▸ Task
Copy every entry exactly.

▸ Source material

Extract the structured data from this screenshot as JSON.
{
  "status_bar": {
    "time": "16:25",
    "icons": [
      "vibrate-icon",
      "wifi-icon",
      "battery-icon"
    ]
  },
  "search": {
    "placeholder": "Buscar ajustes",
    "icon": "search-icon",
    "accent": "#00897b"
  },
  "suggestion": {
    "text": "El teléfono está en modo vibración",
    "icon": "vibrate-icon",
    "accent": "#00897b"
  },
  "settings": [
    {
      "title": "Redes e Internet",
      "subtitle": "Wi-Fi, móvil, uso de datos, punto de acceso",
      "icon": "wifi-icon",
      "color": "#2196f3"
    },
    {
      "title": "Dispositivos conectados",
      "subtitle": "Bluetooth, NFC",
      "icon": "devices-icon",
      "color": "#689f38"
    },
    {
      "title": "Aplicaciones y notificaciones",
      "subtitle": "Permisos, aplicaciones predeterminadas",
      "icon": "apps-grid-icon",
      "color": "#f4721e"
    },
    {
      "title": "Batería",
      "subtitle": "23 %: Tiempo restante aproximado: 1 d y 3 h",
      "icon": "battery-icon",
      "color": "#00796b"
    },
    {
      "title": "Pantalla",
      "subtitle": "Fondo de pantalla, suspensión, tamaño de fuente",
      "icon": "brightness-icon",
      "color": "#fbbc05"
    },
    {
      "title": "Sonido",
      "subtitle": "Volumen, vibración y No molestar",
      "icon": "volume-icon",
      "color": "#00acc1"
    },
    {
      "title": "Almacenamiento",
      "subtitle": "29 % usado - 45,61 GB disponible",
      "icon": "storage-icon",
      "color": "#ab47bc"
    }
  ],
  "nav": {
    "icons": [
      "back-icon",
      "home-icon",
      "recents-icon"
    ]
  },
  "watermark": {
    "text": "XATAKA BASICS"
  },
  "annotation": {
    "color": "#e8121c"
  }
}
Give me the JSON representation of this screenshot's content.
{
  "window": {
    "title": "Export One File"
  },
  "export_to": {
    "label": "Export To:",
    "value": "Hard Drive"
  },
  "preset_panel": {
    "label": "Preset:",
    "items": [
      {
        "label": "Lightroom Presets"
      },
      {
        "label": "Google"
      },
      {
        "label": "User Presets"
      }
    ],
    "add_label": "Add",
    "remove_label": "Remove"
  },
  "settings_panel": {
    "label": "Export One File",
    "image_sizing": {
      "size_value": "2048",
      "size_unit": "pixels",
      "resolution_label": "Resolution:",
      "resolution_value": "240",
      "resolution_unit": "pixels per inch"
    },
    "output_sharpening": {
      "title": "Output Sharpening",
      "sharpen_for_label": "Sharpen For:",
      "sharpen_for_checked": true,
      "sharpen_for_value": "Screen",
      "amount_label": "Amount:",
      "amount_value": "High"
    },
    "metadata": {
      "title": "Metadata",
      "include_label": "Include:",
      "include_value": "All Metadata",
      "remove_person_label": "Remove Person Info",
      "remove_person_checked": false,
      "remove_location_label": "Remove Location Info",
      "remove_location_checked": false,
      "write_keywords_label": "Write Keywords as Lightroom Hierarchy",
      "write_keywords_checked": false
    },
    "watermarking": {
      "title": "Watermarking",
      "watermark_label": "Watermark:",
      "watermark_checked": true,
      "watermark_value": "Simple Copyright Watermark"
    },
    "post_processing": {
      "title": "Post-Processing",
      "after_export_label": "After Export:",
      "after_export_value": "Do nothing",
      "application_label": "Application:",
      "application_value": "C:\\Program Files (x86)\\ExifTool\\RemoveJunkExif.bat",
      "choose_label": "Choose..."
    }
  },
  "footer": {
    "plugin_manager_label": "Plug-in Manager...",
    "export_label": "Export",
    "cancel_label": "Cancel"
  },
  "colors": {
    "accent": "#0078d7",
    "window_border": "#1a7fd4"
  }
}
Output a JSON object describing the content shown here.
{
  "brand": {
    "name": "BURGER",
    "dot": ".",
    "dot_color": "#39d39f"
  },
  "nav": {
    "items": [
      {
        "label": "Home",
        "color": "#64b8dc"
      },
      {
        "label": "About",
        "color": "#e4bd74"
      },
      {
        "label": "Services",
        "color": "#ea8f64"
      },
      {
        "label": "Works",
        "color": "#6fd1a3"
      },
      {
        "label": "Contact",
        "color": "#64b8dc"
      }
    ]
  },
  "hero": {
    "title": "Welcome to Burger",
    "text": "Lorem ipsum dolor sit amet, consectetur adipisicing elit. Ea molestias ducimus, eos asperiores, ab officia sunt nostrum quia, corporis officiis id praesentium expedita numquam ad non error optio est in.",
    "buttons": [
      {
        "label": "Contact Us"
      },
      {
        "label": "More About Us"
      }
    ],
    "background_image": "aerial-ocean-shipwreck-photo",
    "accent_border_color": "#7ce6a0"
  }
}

▸ Answer
Extract the structured data from this screenshot as JSON.
{
  "status_bar": {
    "time": "16:25",
    "icons": [
      "vibrate-icon",
      "wifi-icon",
      "battery-icon"
    ]
  },
  "search": {
    "placeholder": "Buscar ajustes",
    "icon": "search-icon",
    "accent": "#00897b"
  },
  "suggestion": {
    "text": "El teléfono está en modo vibración",
    "icon": "vibrate-icon",
    "accent": "#00897b"
  },
  "settings": [
    {
      "title": "Redes e Internet",
      "subtitle": "Wi-Fi, móvil, uso de datos, punto de acceso",
      "icon": "wifi-icon",
      "color": "#2196f3"
    },
    {
      "title": "Dispositivos conectados",
      "subtitle": "Bluetooth, NFC",
      "icon": "devices-icon",
      "color": "#689f38"
    },
    {
      "title": "Aplicaciones y notificaciones",
      "subtitle": "Permisos, aplicaciones predeterminadas",
      "icon": "apps-grid-icon",
      "color": "#f4721e"
    },
    {
      "title": "Batería",
      "subtitle": "23 %: Tiempo restante aproximado: 1 d y 3 h",
      "icon": "battery-icon",
      "color": "#00796b"
    },
    {
      "title": "Pantalla",
      "subtitle": "Fondo de pantalla, suspensión, tamaño de fuente",
      "icon": "brightness-icon",
      "color": "#fbbc05"
    },
    {
      "title": "Sonido",
      "subtitle": "Volumen, vibración y No molestar",
      "icon": "volume-icon",
      "color": "#00acc1"
    },
    {
      "title": "Almacenamiento",
      "subtitle": "29 % usado - 45,61 GB disponible",
      "icon": "storage-icon",
      "color": "#ab47bc"
    }
  ],
  "nav": {
    "icons": [
      "back-icon",
      "home-icon",
      "recents-icon"
    ]
  },
  "watermark": {
    "text": "XATAKA BASICS"
  },
  "annotation": {
    "color": "#e8121c"
  }
}
Give me the JSON representation of this screenshot's content.
{
  "window": {
    "title": "Export One File"
  },
  "export_to": {
    "label": "Export To:",
    "value": "Hard Drive"
  },
  "preset_panel": {
    "label": "Preset:",
    "items": [
      {
        "label": "Lightroom Presets"
      },
      {
        "label": "Google"
      },
      {
        "label": "User Presets"
      }
    ],
    "add_label": "Add",
    "remove_label": "Remove"
  },
  "settings_panel": {
    "label": "Export One File",
    "image_sizing": {
      "size_value": "2048",
      "size_unit": "pixels",
      "resolution_label": "Resolution:",
      "resolution_value": "240",
      "resolution_unit": "pixels per inch"
    },
    "output_sharpening": {
      "title": "Output Sharpening",
      "sharpen_for_label": "Sharpen For:",
      "sharpen_for_checked": true,
      "sharpen_for_value": "Screen",
      "amount_label": "Amount:",
      "amount_value": "High"
    },
    "metadata": {
      "title": "Metadata",
      "include_label": "Include:",
      "include_value": "All Metadata",
      "remove_person_label": "Remove Person Info",
      "remove_person_checked": false,
      "remove_location_label": "Remove Location Info",
      "remove_location_checked": false,
      "write_keywords_label": "Write Keywords as Lightroom Hierarchy",
      "write_keywords_checked": false
    },
    "watermarking": {
      "title": "Watermarking",
      "watermark_label": "Watermark:",
      "watermark_checked": true,
      "watermark_value": "Simple Copyright Watermark"
    },
    "post_processing": {
      "title": "Post-Processing",
      "after_export_label": "After Export:",
      "after_export_value": "Do nothing",
      "application_label": "Application:",
      "application_value": "C:\\Program Files (x86)\\ExifTool\\RemoveJunkExif.bat",
      "choose_label": "Choose..."
    }
  },
  "footer": {
    "plugin_manager_label": "Plug-in Manager...",
    "export_label": "Export",
    "cancel_label": "Cancel"
  },
  "colors": {
    "accent": "#0078d7",
    "window_border": "#1a7fd4"
  }
}
Output a JSON object describing the content shown here.
{
  "brand": {
    "name": "BURGER",
    "dot": ".",
    "dot_color": "#39d39f"
  },
  "nav": {
    "items": [
      {
        "label": "Home",
        "color": "#64b8dc"
      },
      {
        "label": "About",
        "color": "#e4bd74"
      },
      {
        "label": "Services",
        "color": "#ea8f64"
      },
      {
        "label": "Works",
        "color": "#6fd1a3"
      },
      {
        "label": "Contact",
        "color": "#64b8dc"
      }
    ]
  },
  "hero": {
    "title": "Welcome to Burger",
    "text": "Lorem ipsum dolor sit amet, consectetur adipisicing elit. Ea molestias ducimus, eos asperiores, ab officia sunt nostrum quia, corporis officiis id praesentium expedita numquam ad non error optio est in.",
    "buttons": [
      {
        "label": "Contact Us"
      },
      {
        "label": "More About Us"
      }
    ],
    "background_image": "aerial-ocean-shipwreck-photo",
    "accent_border_color": "#7ce6a0"
  }
}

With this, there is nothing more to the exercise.